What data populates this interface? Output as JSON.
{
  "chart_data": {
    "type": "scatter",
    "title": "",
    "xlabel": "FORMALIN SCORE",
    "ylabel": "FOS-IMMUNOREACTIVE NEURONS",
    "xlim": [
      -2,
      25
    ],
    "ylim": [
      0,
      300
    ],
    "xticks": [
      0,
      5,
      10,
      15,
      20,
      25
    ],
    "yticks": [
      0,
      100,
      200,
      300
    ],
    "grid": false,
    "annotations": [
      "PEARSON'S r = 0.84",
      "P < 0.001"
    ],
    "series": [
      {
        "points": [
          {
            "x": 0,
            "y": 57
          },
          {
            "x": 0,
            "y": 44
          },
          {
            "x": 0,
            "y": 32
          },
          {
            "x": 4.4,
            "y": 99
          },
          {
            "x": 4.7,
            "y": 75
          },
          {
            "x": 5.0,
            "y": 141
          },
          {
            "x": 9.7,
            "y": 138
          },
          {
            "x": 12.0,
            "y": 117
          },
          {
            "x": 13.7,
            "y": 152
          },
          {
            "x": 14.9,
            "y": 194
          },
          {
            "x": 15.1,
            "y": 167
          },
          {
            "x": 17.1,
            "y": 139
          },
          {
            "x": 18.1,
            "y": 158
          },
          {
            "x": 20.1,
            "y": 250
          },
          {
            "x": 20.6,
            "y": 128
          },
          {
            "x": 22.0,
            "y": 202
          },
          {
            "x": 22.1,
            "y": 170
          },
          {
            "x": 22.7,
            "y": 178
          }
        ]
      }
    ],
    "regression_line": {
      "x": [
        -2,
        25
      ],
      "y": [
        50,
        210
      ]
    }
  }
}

++++++

- [Task brief]:
Reproduce the listing in full. Keep it exactly as written.

- [Written answer]:
What data populates this interface? Output as JSON.
{
  "chart_data": {
    "type": "scatter",
    "title": "",
    "xlabel": "FORMALIN SCORE",
    "ylabel": "FOS-IMMUNOREACTIVE NEURONS",
    "xlim": [
      -2,
      25
    ],
    "ylim": [
      0,
      300
    ],
    "xticks": [
      0,
      5,
      10,
      15,
      20,
      25
    ],
    "yticks": [
      0,
      100,
      200,
      300
    ],
    "grid": false,
    "annotations": [
      "PEARSON'S r = 0.84",
      "P < 0.001"
    ],
    "series": [
      {
        "points": [
          {
            "x": 0,
            "y": 57
          },
          {
            "x": 0,
            "y": 44
          },
          {
            "x": 0,
            "y": 32
          },
          {
            "x": 4.4,
            "y": 99
          },
          {
            "x": 4.7,
            "y": 75
          },
          {
            "x": 5.0,
            "y": 141
          },
          {
            "x": 9.7,
            "y": 138
          },
          {
            "x": 12.0,
            "y": 117
          },
          {
            "x": 13.7,
            "y": 152
          },
          {
            "x": 14.9,
            "y": 194
          },
          {
            "x": 15.1,
            "y": 167
          },
          {
            "x": 17.1,
            "y": 139
          },
          {
            "x": 18.1,
            "y": 158
          },
          {
            "x": 20.1,
            "y": 250
          },
          {
            "x": 20.6,
            "y": 128
          },
          {
            "x": 22.0,
            "y": 202
          },
          {
            "x": 22.1,
            "y": 170
          },
          {
            "x": 22.7,
            "y": 178
          }
        ]
      }
    ],
    "regression_line": {
      "x": [
        -2,
        25
      ],
      "y": [
        50,
        210
      ]
    }
  }
}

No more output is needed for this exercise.